● Problem statement: In the records below, work out how many lines hold the word "aviator". Report the number alone.

--- BEGIN Dataset rows ---

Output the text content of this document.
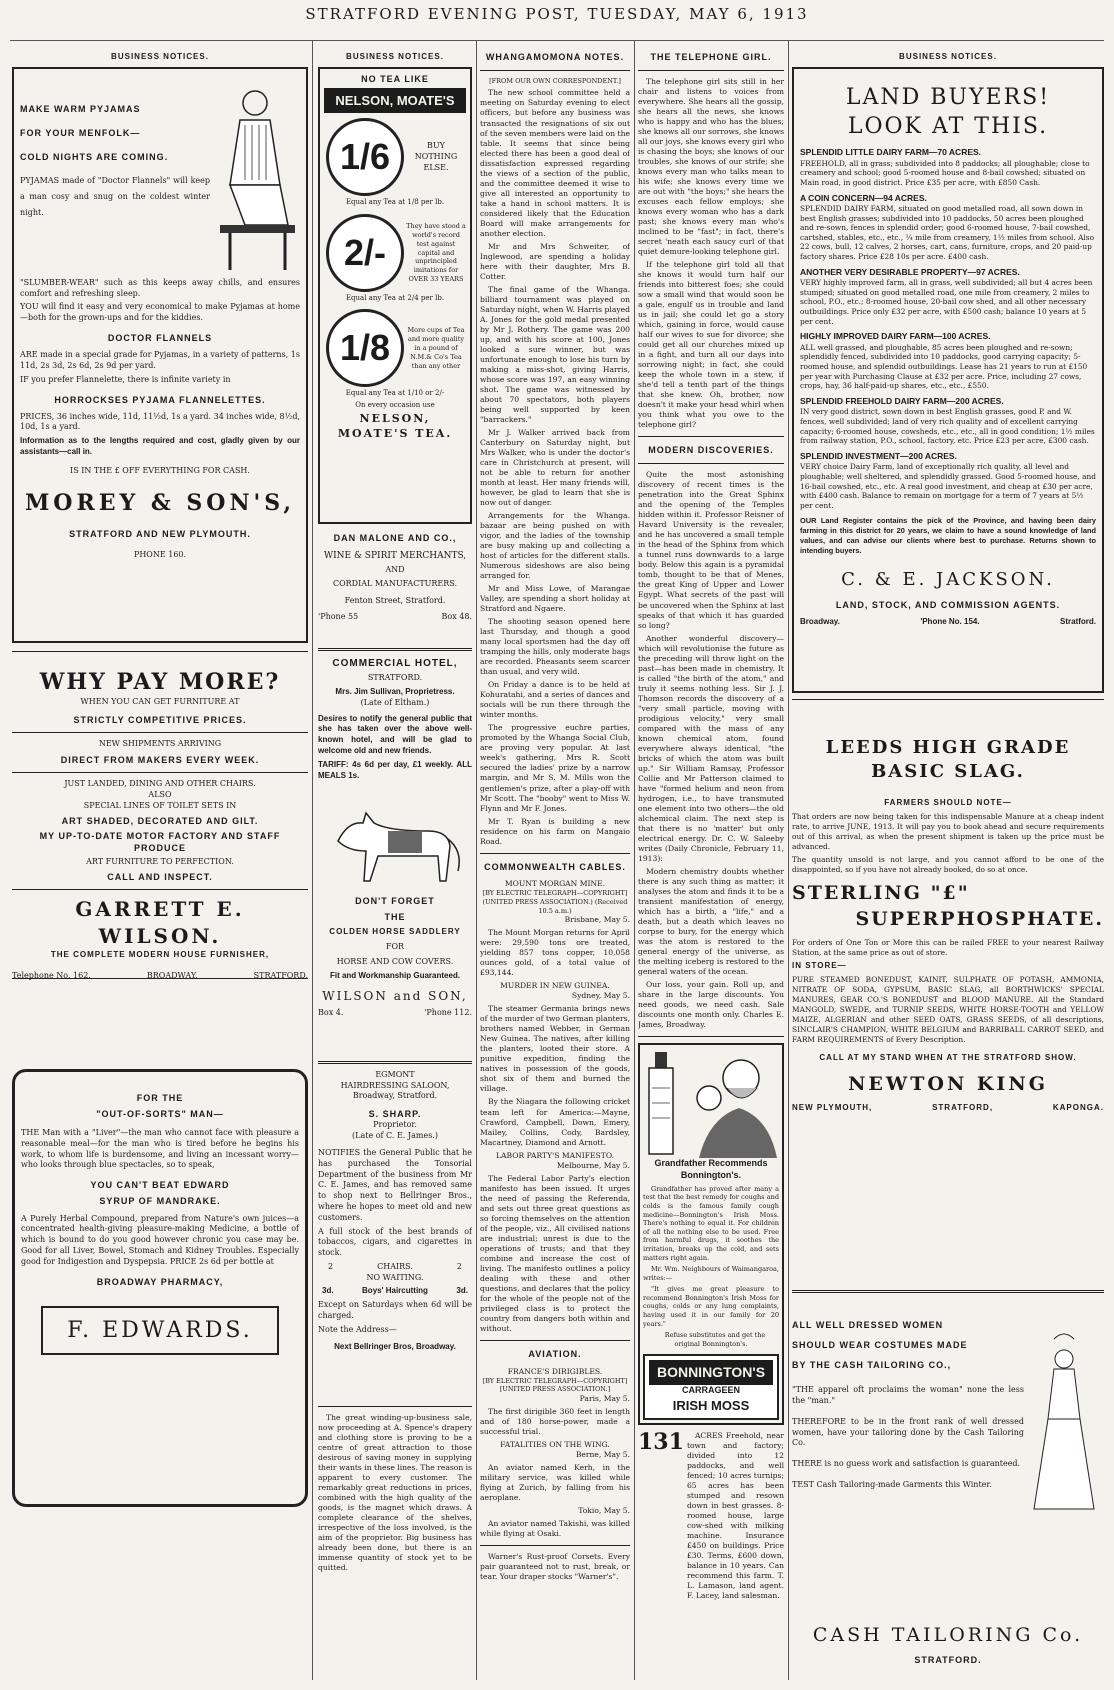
STRATFORD EVENING POST, TUESDAY, MAY 6, 1913
BUSINESS NOTICES.
MAKE WARM PYJAMAS
FOR YOUR MENFOLK—
COLD NIGHTS ARE COMING.

PYJAMAS made of "Doctor Flannels" will keep a man cosy and snug on the coldest winter night.

"SLUMBER-WEAR" such as this keeps away chills, and ensures comfort and refreshing sleep.

YOU will find it easy and very economical to make Pyjamas at home—both for the grown-ups and for the kiddies.

DOCTOR FLANNELS

ARE made in a special grade for Pyjamas, in a variety of patterns, 1s 11d, 2s 3d, 2s 6d, 2s 9d per yard.

IF you prefer Flannelette, there is infinite variety in

HORROCKSES PYJAMA FLANNELETTES.

PRICES, 36 inches wide, 11d, 11½d, 1s a yard. 34 inches wide, 8½d, 10d, 1s a yard.

Information as to the lengths required and cost, gladly given by our assistants—call in.

IS IN THE £ OFF EVERYTHING FOR CASH.

MOREY & SON'S,
STRATFORD AND NEW PLYMOUTH.
PHONE 160.
WHY PAY MORE?
WHEN YOU CAN GET FURNITURE AT
STRICTLY COMPETITIVE PRICES.
NEW SHIPMENTS ARRIVING
DIRECT FROM MAKERS EVERY WEEK.
JUST LANDED, DINING AND OTHER CHAIRS.
ALSO
SPECIAL LINES OF TOILET SETS IN
ART SHADED, DECORATED AND GILT.
MY UP-TO-DATE MOTOR FACTORY AND STAFF PRODUCE
ART FURNITURE TO PERFECTION.
CALL AND INSPECT.
GARRETT E. WILSON.
THE COMPLETE MODERN HOUSE FURNISHER,
Telephone No. 162.	BROADWAY,	STRATFORD.
FOR THE
"OUT-OF-SORTS" MAN—

THE Man with a "Liver"—the man who cannot face with pleasure a reasonable meal—for the man who is tired before he begins his work, to whom life is burdensome, and living an incessant worry—who looks through blue spectacles, so to speak,

YOU CAN'T BEAT EDWARD
SYRUP OF MANDRAKE.

A Purely Herbal Compound, prepared from Nature's own juices—a concentrated health-giving pleasure-making Medicine, a bottle of which is bound to do you good however chronic you case may be. Good for all Liver, Bowel, Stomach and Kidney Troubles. Especially good for Indigestion and Dyspepsia. PRICE 2s 6d per bottle at

BROADWAY PHARMACY,
F. EDWARDS.
BUSINESS NOTICES.
NO TEA LIKE
NELSON, MOATE'S
1/6	BUY NOTHING ELSE.
Equal any Tea at 1/8 per lb.
2/-
They have stood a world's record test against capital and unprincipled imitations for OVER 33 YEARS
Equal any Tea at 2/4 per lb.
1/8	More cups of Tea and more quality in a pound of N.M.& Co's Tea than any other
Equal any Tea at 1/10 or 2/-
On every occasion use
NELSON, MOATE'S TEA.
DAN MALONE AND CO.,
WINE & SPIRIT MERCHANTS,
AND
CORDIAL MANUFACTURERS.
Fenton Street, Stratford.
'Phone 55	Box 48.
COMMERCIAL HOTEL,
STRATFORD.
Mrs. Jim Sullivan, Proprietress.
(Late of Eltham.)

Desires to notify the general public that she has taken over the above well-known hotel, and will be glad to welcome old and new friends.

TARIFF: 4s 6d per day, £1 weekly. ALL MEALS 1s.

DON'T FORGET
THE
COLDEN HORSE SADDLERY
FOR
HORSE AND COW COVERS.
Fit and Workmanship Guaranteed.
WILSON and SON,
Box 4.	'Phone 112.
EGMONT
HAIRDRESSING SALOON,
Broadway, Stratford.
S. SHARP.
Proprietor.
(Late of C. E. James.)

NOTIFIES the General Public that he has purchased the Tonsorial Department of the business from Mr C. E. James, and has removed same to shop next to Bellringer Bros., where he hopes to meet old and new customers.

A full stock of the best brands of tobaccos, cigars, and cigarettes in stock.

2	CHAIRS.	2
NO WAITING.
3d.	Boys' Haircutting	3d.

Except on Saturdays when 6d will be charged.

Note the Address—
Next Bellringer Bros, Broadway.

The great winding-up-business sale, now proceeding at A. Spence's drapery and clothing store is proving to be a centre of great attraction to those desirous of saving money in supplying their wants in these lines. The reason is apparent to every customer. The remarkably great reductions in prices, combined with the high quality of the goods, is the magnet which draws. A complete clearance of the shelves, irrespective of the loss involved, is the aim of the proprietor. Big business has already been done, but there is an immense quantity of stock yet to be quitted.

WHANGAMOMONA NOTES.
[FROM OUR OWN CORRESPONDENT.]

The new school committee held a meeting on Saturday evening to elect officers, but before any business was transacted the resignations of six out of the seven members were laid on the table. It seems that since being elected there has been a good deal of dissatisfaction expressed regarding the views of a section of the public, and the committee deemed it wise to give all interested an opportunity to take a hand in school matters. It is considered likely that the Education Board will make arrangements for another election.

Mr and Mrs Schweiter, of Inglewood, are spending a holiday here with their daughter, Mrs B. Cotter.

The final game of the Whanga. billiard tournament was played on Saturday night, when W. Harris played A. Jones for the gold medal presented by Mr J. Rothery. The game was 200 up, and with his score at 100, Jones looked a sure winner, but was unfortunate enough to lose his turn by making a miss-shot, giving Harris, whose score was 197, an easy winning shot. The game was witnessed by about 70 spectators, both players being well supported by keen "barrackers."

Mr J. Walker arrived back from Canterbury on Saturday night, but Mrs Walker, who is under the doctor's care in Christchurch at present, will not be able to return for another month at least. Her many friends will, however, be glad to learn that she is now out of danger.

Arrangements for the Whanga. bazaar are being pushed on with vigor, and the ladies of the township are busy making up and collecting a host of articles for the different stalls. Numerous sideshows are also being arranged for.

Mr and Miss Lowe, of Marangae Valley, are spending a short holiday at Stratford and Ngaere.

The shooting season opened here last Thursday, and though a good many local sportsmen had the day off tramping the hills, only moderate bags are recorded. Pheasants seem scarcer than usual, and very wild.

On Friday a dance is to be held at Kohuratahi, and a series of dances and socials will be run there through the winter months.

The progressive euchre parties, promoted by the Whanga Social Club, are proving very popular. At last week's gathering, Mrs R. Scott secured the ladies' prize by a narrow margin, and Mr S. M. Mills won the gentlemen's prize, after a play-off with Mr Scott. The "booby" went to Miss W. Flynn and Mr F. Jones.

Mr T. Ryan is building a new residence on his farm on Mangaio Road.

COMMONWEALTH CABLES.
MOUNT MORGAN MINE.
[BY ELECTRIC TELEGRAPH—COPYRIGHT] (UNITED PRESS ASSOCIATION.) (Received 10.5 a.m.)
Brisbane, May 5.

The Mount Morgan returns for April were: 29,590 tons ore treated, yielding 857 tons copper, 10,058 ounces gold, of a total value of £93,144.

MURDER IN NEW GUINEA.
Sydney, May 5.

The steamer Germania brings news of the murder of two German planters, brothers named Webber, in German New Guinea. The natives, after killing the planters, looted their store. A punitive expedition, finding the natives in possession of the goods, shot six of them and burned the village.

By the Niagara the following cricket team left for America:—Mayne, Crawford, Campbell, Down, Emery, Mailey, Collins, Cody, Bardsley, Macartney, Diamond and Arnott.

LABOR PARTY'S MANIFESTO.
Melbourne, May 5.

The Federal Labor Party's election manifesto has been issued. It urges the need of passing the Referenda, and sets out three great questions as so forcing themselves on the attention of the people, viz., All civilised nations are industrial; unrest is due to the operations of trusts; and that they combine and increase the cost of living. The manifesto outlines a policy dealing with these and other questions, and declares that the policy for the whole of the people not of the privileged class is to protect the country from dangers both within and without.

AVIATION.
FRANCE'S DIRIGIBLES.
[BY ELECTRIC TELEGRAPH—COPYRIGHT] [UNITED PRESS ASSOCIATION.]
Paris, May 5.

The first dirigible 360 feet in length and of 180 horse-power, made a successful trial.

FATALITIES ON THE WING.
Berne, May 5.

An aviator named Kerh, in the military service, was killed while flying at Zurich, by falling from his aeroplane.

Tokio, May 5.

An aviator named Takishi, was killed while flying at Osaki.

Warner's Rust-proof Corsets. Every pair guaranteed not to rust, break, or tear. Your draper stocks "Warner's".

THE TELEPHONE GIRL.

The telephone girl sits still in her chair and listens to voices from everywhere. She hears all the gossip, she hears all the news, she knows who is happy and who has the blues; she knows all our sorrows, she knows all our joys, she knows every girl who is chasing the boys; she knows of our troubles, she knows of our strife; she knows every man who talks mean to his wife; she knows every time we are out with "the boys;" she hears the excuses each fellow employs; she knows every woman who has a dark past; she knows every man who's inclined to be "fast"; in fact, there's secret 'neath each saucy curl of that quiet demure-looking telephone girl.

If the telephone girl told all that she knows it would turn half our friends into bitterest foes; she could sow a small wind that would soon be a gale, engulf us in trouble and land us in jail; she could let go a story which, gaining in force, would cause half our wives to sue for divorce; she could get all our churches mixed up in a fight, and turn all our days into sorrowing night; in fact, she could keep the whole town in a stew, if she'd tell a tenth part of the things that she knew. Oh, brother, now doesn't it make your head whirl when you think what you owe to the telephone girl?

MODERN DISCOVERIES.

Quite the most astonishing discovery of recent times is the penetration into the Great Sphinx and the opening of the Temples hidden within it. Professor Reisner of Havard University is the revealer, and he has uncovered a small temple in the head of the Sphinx from which a tunnel runs downwards to a large body. Below this again is a pyramidal tomb, thought to be that of Menes, the great King of Upper and Lower Egypt. What secrets of the past will be uncovered when the Sphinx at last speaks of that which it has guarded so long?

Another wonderful discovery—which will revolutionise the future as the preceding will throw light on the past—has been made in chemistry. It is called "the birth of the atom," and truly it seems nothing less. Sir J. J. Thomson records the discovery of a "very small particle, moving with prodigious velocity," very small compared with the mass of any known chemical atom, found everywhere always identical, "the bricks of which the atom was built up." Sir William Ramsay, Professor Collie and Mr Patterson claimed to have "formed helium and neon from hydrogen, i.e., to have transmuted one element into two others—the old alchemical claim. The next step is that there is no 'matter' but only electrical energy. Dr. C. W. Saleeby writes (Daily Chronicle, February 11, 1913):

Modern chemistry doubts whether there is any such thing as matter; it analyses the atom and finds it to be a transient manifestation of energy, which has a birth, a "life," and a death, but a death which leaves no corpse to bury, for the energy which was the atom is restored to the general energy of the universe, as the melting iceberg is restored to the general waters of the ocean.

Our loss, your gain. Roll up, and share in the large discounts. You need goods, we need cash. Sale discounts one month only. Charles E. James, Broadway.

Grandfather Recommends Bonnington's.

Grandfather has proved after many a test that the best remedy for coughs and colds is the famous family cough medicine—Bonnington's Irish Moss. There's nothing to equal it. For children of all the nothing else to be used. Free from harmful drugs, it soothes the irritation, breaks up the cold, and sets matters right again.

Mr. Wm. Neighbours of Waimangaroa, writes:—

"It gives me great pleasure to recommend Bonnington's Irish Moss for coughs, colds or any lung complaints, having used it in our family for 20 years."

Refuse substitutes and get the original Bonnington's.

BONNINGTON'S
CARRAGEEN
IRISH MOSS
131	ACRES Freehold, near town and factory; divided into 12 paddocks, and well fenced; 10 acres turnips; 65 acres has been stumped and resown down in best grasses. 8-roomed house, large cow-shed with milking machine. Insurance £450 on buildings. Price £30. Terms, £600 down, balance in 10 years. Can recommend this farm. T. L. Lamason, land agent. F. Lacey, land salesman.

BUSINESS NOTICES.
LAND BUYERS!
LOOK AT THIS.
SPLENDID LITTLE DAIRY FARM—70 ACRES.
FREEHOLD, all in grass; subdivided into 8 paddocks; all ploughable; close to creamery and school; good 5-roomed house and 8-bail cowshed; situated on Main road, in good district. Price £35 per acre, with £850 Cash.
A COIN CONCERN—94 ACRES.
SPLENDID DAIRY FARM, situated on good metalled road, all sown down in best English grasses; subdivided into 10 paddocks, 50 acres been ploughed and re-sown, fences in splendid order; good 6-roomed house, 7-bail cowshed, cartshed, stables, etc., etc., ¼ mile from creamery, 1½ miles from school. Also 22 cows, bull, 12 calves, 2 horses, cart, cans, furniture, crops, and 20 paid-up factory shares. Price £28 10s per acre. £400 cash.
ANOTHER VERY DESIRABLE PROPERTY—97 ACRES.
VERY highly improved farm, all in grass, well subdivided; all but 4 acres been stumped; situated on good metalled road, one mile from creamery, 2 miles to school, P.O., etc.; 8-roomed house, 20-bail cow shed, and all other necessary outbuildings. Price only £32 per acre, with £500 cash; balance 10 years at 5 per cent.
HIGHLY IMPROVED DAIRY FARM—100 ACRES.
ALL well grassed, and ploughable, 85 acres been ploughed and re-sown; splendidly fenced, subdivided into 10 paddocks, good carrying capacity; 5-roomed house, and splendid outbuildings. Lease has 21 years to run at £150 per year with Purchasing Clause at £32 per acre. Price, including 27 cows, crops, hay, 36 half-paid-up shares, etc., etc., £550.
SPLENDID FREEHOLD DAIRY FARM—200 ACRES.
IN very good district, sown down in best English grasses, good P. and W. fences, well subdivided; land of very rich quality and of excellent carrying capacity; 6-roomed house, cowsheds, etc., etc., all in good condition; 1½ miles from railway station, P.O., school, factory, etc. Price £23 per acre, £300 cash.
SPLENDID INVESTMENT—200 ACRES.
VERY choice Dairy Farm, land of exceptionally rich quality, all level and ploughable; well sheltered, and splendidly grassed. Good 5-roomed house, and 16-bail cowshed, etc., etc. A real good investment, and cheap at £30 per acre, with £400 cash. Balance to remain on mortgage for a term of 7 years at 5½ per cent.

OUR Land Register contains the pick of the Province, and having been dairy farming in this district for 20 years, we claim to have a sound knowledge of land values, and can advise our clients where best to purchase. Returns shown to intending buyers.

C. & E. JACKSON.
LAND, STOCK, AND COMMISSION AGENTS.
Broadway.	'Phone No. 154.	Stratford.
LEEDS HIGH GRADE BASIC SLAG.
FARMERS SHOULD NOTE—

That orders are now being taken for this indispensable Manure at a cheap indent rate, to arrive JUNE, 1913. It will pay you to book ahead and secure requirements out of this arrival, as when the present shipment is taken up the price must be advanced.

The quantity unsold is not large, and you cannot afford to be one of the disappointed, so if you have not already booked, do so at once.

STERLING "£"
SUPERPHOSPHATE.

For orders of One Ton or More this can be railed FREE to your nearest Railway Station, at the same price as out of store.

IN STORE—

PURE STEAMED BONEDUST, KAINIT, SULPHATE OF POTASH, AMMONIA, NITRATE OF SODA, GYPSUM, BASIC SLAG, all BORTHWICKS' SPECIAL MANURES, GEAR CO.'S BONEDUST and BLOOD MANURE. All the Standard MANGOLD, SWEDE, and TURNIP SEEDS, WHITE HORSE-TOOTH and YELLOW MAIZE, ALGERIAN and other SEED OATS, GRASS SEEDS, of all descriptions, SINCLAIR'S CHAMPION, WHITE BELGIUM and BARRIBALL CARROT SEED, and FARM REQUIREMENTS of Every Description.

CALL AT MY STAND WHEN AT THE STRATFORD SHOW.
NEWTON KING
NEW PLYMOUTH,	STRATFORD,	KAPONGA.
ALL WELL DRESSED WOMEN
SHOULD WEAR COSTUMES MADE
BY THE CASH TAILORING CO.,

"THE apparel oft proclaims the woman" none the less the "man."

THEREFORE to be in the front rank of well dressed women, have your tailoring done by the Cash Tailoring Co.

THERE is no guess work and satisfaction is guaranteed.

TEST Cash Tailoring-made Garments this Winter.

CASH TAILORING Co.
STRATFORD.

--- END Dataset rows ---

● Answer to this task: 2